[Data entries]
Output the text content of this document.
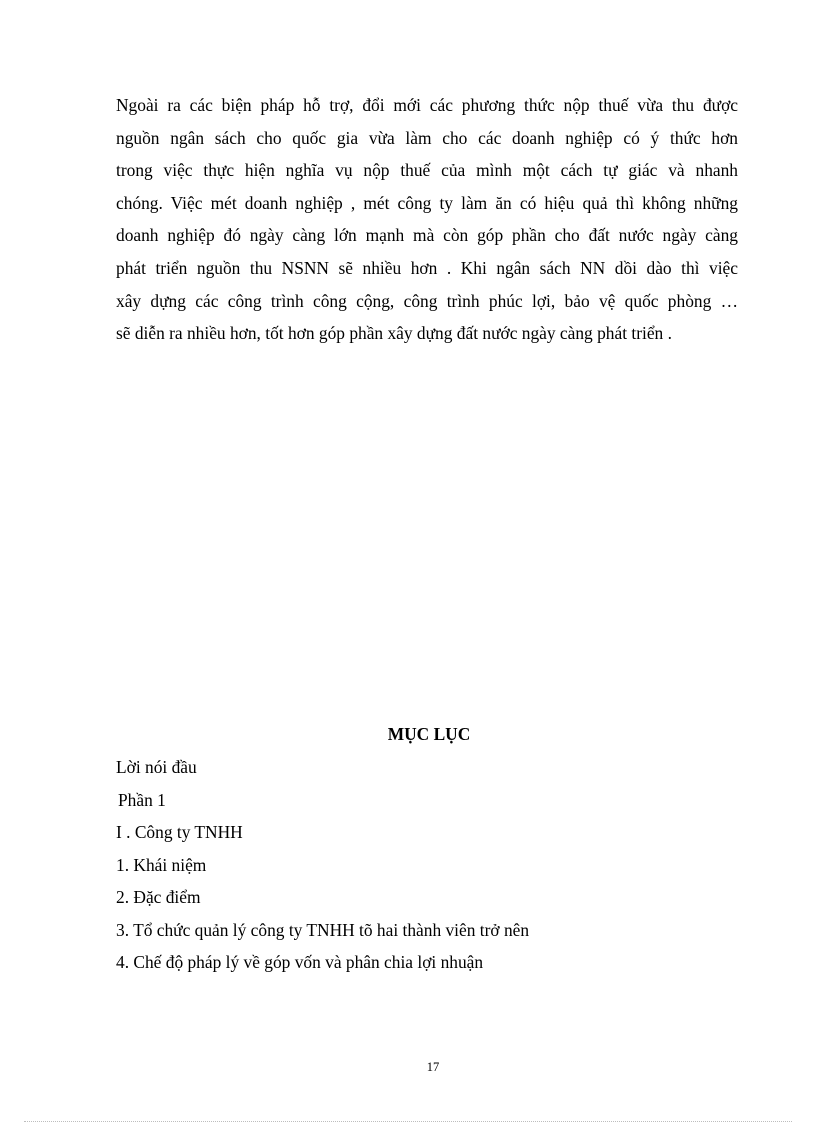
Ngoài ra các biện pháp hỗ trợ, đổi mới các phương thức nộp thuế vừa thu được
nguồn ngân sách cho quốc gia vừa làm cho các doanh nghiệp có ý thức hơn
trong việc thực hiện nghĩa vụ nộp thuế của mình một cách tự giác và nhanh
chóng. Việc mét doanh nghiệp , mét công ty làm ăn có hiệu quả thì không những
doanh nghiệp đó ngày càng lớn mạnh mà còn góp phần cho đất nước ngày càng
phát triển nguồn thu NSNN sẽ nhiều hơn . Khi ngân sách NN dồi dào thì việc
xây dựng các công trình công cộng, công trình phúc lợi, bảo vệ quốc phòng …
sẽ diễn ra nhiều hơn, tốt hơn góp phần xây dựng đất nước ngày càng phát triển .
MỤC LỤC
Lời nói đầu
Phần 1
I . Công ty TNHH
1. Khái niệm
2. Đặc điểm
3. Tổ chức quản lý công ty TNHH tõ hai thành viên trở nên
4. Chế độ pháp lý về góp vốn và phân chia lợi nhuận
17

Short problem: Report every line containing the word "ngày" from the listing above.

Exercise response:
doanh nghiệp đó ngày càng lớn mạnh mà còn góp phần cho đất nước ngày càng
sẽ diễn ra nhiều hơn, tốt hơn góp phần xây dựng đất nước ngày càng phát triển .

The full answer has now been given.